(POTONGAN TEKS):
################
Ilustrasi.
JAKARTA, DDTCNews - Ahli dari pihak pemerintah dalam sidang uji materiil UU 1/2022, Wakil Rektor II Universitas Andalas Hefrizal Handra menilai tarif pajak yang lebih tinggi atas jasa hiburan pada diskotek, karaoke, kelab malam, bar, dan mandi uap/spa tidaklah diskriminatif.
Hefrizal mengatakan tarif pajak barang dan jasa tertentu (PBJT) atas jasa karaoke, diskotek, bar, kelab malam, dan mandi uap/spa bukan kebijakan diskriminatif lantaran tidak ditujukan untuk kelompok masyarakat tertentu, tetapi untuk mereka yang mengonsumsi kelima jasa tersebut.
"Memang pada akhirnya harga yang tinggi akan menyebabkan konsumen yang menggunakan akan tersegmentasi kepada kelompok yang punya kemampuan bayar. Namun, itu tidak dapat dianggap sebagai tindakan diskriminatif," katanya di hadapan MK, dikutip pada Rabu (11/9/2024).
################
(PERINTAH TUGAS):
Dalam berita tentang tarif pajak jasa hiburan di atas, apa alasan Hefrizal Handra menyebut tarif PBJT atas karaoke, diskotek, bar, kelab malam, dan mandi uap/spa bukan kebijakan diskriminatif? Catatan di bawah ini diambil dari sumber yang berbeda.

(Daftar Wilayah Elemen)
################
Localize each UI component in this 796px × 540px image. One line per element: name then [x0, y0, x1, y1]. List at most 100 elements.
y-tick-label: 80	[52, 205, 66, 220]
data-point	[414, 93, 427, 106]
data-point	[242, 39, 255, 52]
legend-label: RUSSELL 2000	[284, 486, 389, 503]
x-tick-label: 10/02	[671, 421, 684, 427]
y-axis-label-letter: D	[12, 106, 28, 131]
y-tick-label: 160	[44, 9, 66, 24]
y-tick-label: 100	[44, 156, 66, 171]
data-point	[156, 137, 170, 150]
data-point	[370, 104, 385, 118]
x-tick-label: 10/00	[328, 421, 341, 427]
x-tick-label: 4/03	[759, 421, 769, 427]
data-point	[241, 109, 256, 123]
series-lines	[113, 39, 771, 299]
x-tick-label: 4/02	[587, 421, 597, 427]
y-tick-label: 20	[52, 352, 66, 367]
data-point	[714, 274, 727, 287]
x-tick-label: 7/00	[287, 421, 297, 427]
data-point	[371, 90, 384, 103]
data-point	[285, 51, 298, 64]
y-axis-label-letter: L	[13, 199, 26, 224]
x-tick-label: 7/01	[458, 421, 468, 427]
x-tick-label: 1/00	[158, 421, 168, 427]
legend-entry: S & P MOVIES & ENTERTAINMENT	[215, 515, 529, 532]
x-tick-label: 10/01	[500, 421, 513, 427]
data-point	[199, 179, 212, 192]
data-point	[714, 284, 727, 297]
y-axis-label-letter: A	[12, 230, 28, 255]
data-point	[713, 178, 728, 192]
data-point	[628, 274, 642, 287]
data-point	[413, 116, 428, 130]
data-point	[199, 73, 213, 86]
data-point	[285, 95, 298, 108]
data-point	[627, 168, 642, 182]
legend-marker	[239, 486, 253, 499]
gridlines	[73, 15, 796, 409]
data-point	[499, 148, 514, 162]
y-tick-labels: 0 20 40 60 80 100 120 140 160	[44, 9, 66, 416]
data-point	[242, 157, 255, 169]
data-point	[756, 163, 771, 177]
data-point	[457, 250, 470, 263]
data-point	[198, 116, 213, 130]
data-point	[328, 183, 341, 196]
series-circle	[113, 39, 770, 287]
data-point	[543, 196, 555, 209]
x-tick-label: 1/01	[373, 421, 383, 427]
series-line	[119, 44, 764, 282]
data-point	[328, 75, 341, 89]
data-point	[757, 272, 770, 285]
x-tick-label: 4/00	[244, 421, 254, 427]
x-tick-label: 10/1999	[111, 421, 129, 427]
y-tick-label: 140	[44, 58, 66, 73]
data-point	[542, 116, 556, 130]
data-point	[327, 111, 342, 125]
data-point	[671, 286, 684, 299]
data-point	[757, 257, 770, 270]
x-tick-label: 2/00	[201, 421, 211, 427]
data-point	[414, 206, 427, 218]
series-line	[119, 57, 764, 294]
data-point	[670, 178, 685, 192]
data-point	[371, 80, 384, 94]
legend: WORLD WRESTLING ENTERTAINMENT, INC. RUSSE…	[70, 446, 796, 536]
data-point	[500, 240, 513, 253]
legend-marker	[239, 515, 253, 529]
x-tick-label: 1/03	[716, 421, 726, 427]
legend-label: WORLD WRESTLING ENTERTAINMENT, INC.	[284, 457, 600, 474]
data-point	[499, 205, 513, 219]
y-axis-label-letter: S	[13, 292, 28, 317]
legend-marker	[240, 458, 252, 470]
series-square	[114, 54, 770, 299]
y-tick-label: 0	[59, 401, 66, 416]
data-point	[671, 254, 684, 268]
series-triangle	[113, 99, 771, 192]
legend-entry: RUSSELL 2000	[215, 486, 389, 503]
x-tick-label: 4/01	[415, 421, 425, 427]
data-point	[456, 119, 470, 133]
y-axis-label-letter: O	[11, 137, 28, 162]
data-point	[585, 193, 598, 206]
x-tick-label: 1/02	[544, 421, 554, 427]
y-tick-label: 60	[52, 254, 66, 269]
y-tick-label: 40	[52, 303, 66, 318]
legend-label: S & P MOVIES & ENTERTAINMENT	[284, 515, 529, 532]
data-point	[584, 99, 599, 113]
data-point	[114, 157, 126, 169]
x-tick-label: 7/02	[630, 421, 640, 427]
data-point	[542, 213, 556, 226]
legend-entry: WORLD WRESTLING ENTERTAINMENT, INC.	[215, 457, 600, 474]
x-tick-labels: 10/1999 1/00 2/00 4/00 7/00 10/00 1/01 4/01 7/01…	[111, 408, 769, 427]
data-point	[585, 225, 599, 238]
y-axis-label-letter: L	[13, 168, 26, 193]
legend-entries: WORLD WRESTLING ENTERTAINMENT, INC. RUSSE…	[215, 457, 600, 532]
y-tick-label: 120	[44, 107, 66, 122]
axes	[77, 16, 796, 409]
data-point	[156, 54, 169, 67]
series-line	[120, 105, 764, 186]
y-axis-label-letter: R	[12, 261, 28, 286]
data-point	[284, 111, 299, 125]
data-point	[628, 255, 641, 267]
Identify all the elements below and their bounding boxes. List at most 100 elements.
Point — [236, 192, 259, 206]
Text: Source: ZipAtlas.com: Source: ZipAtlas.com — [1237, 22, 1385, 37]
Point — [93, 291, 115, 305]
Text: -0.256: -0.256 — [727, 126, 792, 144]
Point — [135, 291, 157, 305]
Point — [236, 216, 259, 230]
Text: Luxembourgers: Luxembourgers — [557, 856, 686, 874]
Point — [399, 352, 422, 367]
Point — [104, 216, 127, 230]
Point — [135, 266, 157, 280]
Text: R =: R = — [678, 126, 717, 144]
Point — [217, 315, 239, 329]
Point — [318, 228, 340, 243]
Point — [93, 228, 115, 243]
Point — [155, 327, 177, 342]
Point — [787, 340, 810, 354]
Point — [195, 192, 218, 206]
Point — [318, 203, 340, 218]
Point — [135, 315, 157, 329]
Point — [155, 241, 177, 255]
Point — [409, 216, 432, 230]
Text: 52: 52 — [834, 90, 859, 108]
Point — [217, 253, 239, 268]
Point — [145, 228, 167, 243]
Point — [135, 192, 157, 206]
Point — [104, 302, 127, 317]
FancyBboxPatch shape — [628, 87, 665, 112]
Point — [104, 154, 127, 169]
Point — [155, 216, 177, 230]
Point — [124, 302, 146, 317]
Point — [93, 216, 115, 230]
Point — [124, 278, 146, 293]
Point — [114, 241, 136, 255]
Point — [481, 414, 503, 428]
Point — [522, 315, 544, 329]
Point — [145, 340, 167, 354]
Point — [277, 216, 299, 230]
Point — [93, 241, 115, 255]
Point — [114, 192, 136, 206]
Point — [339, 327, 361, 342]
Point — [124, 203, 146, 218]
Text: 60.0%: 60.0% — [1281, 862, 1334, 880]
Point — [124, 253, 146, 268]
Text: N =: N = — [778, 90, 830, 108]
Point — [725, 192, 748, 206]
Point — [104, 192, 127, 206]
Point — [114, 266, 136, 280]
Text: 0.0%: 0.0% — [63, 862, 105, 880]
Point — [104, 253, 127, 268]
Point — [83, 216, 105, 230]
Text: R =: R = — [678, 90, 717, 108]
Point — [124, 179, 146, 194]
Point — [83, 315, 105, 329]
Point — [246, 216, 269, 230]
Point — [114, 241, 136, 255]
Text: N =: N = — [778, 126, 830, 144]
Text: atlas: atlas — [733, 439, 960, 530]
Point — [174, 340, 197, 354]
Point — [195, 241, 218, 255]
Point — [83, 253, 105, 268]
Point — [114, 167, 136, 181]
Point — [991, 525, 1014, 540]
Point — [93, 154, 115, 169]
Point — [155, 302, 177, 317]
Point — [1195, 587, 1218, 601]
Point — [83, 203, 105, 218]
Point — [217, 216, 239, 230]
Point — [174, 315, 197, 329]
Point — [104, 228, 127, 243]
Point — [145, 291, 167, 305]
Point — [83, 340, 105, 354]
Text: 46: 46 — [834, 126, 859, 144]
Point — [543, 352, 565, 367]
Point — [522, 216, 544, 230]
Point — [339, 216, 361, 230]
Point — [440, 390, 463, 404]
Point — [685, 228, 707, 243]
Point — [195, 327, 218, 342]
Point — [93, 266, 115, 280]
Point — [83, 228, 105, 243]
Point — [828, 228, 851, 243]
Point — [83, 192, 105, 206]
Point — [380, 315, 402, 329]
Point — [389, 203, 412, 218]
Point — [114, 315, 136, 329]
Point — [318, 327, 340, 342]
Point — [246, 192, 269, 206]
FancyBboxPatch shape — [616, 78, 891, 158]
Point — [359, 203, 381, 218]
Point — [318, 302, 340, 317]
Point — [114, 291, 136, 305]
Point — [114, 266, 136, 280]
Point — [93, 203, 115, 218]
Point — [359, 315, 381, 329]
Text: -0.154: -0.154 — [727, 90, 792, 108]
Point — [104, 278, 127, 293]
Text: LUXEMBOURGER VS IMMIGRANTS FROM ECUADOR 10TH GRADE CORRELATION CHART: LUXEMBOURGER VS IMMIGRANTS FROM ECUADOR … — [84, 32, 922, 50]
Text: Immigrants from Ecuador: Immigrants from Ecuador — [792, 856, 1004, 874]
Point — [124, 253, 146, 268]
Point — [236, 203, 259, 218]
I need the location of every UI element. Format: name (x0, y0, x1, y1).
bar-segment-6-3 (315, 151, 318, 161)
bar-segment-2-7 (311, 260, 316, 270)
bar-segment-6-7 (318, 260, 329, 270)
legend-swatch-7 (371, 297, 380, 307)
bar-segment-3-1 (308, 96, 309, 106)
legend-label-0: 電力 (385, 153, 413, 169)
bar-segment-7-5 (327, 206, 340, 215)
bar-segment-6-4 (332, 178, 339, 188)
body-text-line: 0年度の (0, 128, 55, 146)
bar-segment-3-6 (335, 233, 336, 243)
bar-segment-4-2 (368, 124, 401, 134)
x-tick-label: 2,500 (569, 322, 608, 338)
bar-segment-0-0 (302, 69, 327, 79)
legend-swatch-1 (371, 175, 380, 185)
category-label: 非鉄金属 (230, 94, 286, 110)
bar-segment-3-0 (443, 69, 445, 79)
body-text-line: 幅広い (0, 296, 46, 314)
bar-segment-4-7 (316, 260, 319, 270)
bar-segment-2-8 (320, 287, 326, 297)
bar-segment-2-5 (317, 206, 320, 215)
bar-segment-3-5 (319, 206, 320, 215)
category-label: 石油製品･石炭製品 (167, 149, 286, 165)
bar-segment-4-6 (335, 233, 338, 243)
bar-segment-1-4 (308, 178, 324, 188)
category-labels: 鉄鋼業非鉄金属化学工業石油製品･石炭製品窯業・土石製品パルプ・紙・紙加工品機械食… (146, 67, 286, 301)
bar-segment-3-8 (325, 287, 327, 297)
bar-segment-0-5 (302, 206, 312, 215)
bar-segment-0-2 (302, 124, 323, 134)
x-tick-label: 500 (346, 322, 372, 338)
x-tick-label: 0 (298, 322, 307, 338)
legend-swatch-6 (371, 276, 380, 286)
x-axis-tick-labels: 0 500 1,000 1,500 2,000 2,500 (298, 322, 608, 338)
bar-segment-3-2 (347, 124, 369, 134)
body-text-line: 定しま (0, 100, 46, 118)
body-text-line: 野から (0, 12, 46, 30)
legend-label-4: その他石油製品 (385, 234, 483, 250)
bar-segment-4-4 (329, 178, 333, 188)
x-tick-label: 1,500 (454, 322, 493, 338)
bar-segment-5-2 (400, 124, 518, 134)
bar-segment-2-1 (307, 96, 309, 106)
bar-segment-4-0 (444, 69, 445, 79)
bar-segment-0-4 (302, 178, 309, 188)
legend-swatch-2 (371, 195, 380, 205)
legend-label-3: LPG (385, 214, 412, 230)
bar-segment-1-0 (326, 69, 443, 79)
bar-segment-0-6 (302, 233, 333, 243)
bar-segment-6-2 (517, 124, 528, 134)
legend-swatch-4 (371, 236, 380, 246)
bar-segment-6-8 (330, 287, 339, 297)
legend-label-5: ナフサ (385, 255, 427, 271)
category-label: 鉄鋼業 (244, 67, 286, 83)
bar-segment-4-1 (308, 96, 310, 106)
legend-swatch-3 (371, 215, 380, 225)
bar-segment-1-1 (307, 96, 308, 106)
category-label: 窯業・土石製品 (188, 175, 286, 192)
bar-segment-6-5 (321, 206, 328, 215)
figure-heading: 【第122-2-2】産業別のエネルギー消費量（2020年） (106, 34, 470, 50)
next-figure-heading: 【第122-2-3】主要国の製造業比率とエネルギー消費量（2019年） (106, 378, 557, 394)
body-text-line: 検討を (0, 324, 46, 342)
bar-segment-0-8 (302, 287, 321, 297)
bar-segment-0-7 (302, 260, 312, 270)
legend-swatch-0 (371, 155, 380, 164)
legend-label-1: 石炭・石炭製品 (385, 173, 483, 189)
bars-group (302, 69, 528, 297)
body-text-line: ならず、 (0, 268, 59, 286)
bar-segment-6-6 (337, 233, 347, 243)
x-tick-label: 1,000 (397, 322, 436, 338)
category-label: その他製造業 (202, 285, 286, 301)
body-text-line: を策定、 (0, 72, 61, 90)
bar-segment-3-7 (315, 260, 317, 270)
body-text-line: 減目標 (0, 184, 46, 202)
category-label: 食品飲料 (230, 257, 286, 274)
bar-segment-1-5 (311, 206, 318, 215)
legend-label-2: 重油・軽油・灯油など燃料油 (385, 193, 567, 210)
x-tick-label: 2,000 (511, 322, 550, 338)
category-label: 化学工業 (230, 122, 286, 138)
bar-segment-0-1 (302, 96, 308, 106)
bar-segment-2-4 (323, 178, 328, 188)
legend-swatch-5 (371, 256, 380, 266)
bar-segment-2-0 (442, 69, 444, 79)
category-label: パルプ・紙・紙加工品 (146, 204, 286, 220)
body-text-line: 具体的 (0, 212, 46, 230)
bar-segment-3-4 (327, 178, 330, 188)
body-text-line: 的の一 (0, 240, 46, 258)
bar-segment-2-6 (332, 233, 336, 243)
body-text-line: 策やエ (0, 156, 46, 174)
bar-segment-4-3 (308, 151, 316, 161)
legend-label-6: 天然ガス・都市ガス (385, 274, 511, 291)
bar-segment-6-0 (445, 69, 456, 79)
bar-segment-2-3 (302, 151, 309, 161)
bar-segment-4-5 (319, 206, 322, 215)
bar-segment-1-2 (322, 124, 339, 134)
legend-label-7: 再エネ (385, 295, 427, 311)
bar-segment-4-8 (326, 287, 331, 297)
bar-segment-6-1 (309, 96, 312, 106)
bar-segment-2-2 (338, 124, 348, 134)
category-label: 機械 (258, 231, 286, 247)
################
(JAWABAN TERTULIS):
Tarif itu tidak ditujukan untuk kelompok masyarakat tertentu, tetapi untuk mereka yang mengonsumsi kelima jasa tersebut.